## WHAT IS BEING ASKED:
Extract each line holding the word "text" from the entries.

···

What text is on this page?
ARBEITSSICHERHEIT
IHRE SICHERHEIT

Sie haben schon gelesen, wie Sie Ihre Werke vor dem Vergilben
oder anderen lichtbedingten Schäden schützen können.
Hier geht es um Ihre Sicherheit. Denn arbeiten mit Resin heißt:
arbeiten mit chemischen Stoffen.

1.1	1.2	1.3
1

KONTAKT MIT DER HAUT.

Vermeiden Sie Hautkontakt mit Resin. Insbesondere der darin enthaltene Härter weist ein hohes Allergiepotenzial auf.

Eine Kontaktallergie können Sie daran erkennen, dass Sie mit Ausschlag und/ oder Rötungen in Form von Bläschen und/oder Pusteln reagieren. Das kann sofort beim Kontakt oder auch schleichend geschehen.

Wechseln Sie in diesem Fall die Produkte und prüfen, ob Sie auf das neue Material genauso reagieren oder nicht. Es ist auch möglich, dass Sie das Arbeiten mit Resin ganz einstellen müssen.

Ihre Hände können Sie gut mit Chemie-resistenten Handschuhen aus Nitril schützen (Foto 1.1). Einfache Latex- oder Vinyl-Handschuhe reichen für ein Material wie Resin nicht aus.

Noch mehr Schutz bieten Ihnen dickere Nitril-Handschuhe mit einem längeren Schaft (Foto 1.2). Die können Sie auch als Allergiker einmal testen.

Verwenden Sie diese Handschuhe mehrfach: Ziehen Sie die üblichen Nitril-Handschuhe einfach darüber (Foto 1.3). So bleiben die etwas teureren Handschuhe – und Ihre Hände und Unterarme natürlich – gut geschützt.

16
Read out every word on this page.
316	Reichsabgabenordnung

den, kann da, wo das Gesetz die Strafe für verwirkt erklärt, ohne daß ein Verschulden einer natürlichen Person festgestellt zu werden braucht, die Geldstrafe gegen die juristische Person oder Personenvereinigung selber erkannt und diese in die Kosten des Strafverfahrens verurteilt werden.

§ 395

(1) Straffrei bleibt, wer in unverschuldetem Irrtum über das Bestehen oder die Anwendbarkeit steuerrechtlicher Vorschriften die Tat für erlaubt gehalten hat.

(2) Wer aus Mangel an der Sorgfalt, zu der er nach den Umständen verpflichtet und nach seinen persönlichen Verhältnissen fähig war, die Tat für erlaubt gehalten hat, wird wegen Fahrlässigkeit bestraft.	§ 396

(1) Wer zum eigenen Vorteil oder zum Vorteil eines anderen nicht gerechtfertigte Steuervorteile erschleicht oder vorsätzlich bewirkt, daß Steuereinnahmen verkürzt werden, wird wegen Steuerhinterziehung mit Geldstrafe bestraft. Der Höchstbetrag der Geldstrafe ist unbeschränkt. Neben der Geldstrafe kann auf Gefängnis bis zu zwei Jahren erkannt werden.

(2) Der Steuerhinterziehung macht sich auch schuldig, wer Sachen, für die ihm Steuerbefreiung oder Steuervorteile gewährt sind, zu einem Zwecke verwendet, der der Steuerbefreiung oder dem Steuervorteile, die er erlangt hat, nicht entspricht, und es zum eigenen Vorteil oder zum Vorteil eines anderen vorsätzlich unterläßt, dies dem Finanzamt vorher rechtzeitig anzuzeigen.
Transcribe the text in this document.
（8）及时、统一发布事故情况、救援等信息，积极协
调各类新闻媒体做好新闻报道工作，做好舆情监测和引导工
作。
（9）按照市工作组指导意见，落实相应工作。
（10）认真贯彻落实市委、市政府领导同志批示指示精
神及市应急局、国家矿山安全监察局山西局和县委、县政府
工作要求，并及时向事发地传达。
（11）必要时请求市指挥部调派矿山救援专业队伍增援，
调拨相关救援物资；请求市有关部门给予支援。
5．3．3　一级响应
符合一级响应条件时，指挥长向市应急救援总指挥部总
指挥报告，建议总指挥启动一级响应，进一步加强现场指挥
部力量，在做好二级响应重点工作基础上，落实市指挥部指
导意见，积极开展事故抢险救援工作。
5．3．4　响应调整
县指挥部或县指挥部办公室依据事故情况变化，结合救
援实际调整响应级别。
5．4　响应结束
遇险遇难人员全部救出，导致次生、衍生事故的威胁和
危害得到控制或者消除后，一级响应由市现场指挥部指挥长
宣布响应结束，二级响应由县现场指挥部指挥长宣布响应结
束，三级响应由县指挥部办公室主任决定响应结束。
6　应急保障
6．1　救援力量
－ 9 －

···

## TASK RESPONSE:
What text is on this page?
Transcribe the text in this document.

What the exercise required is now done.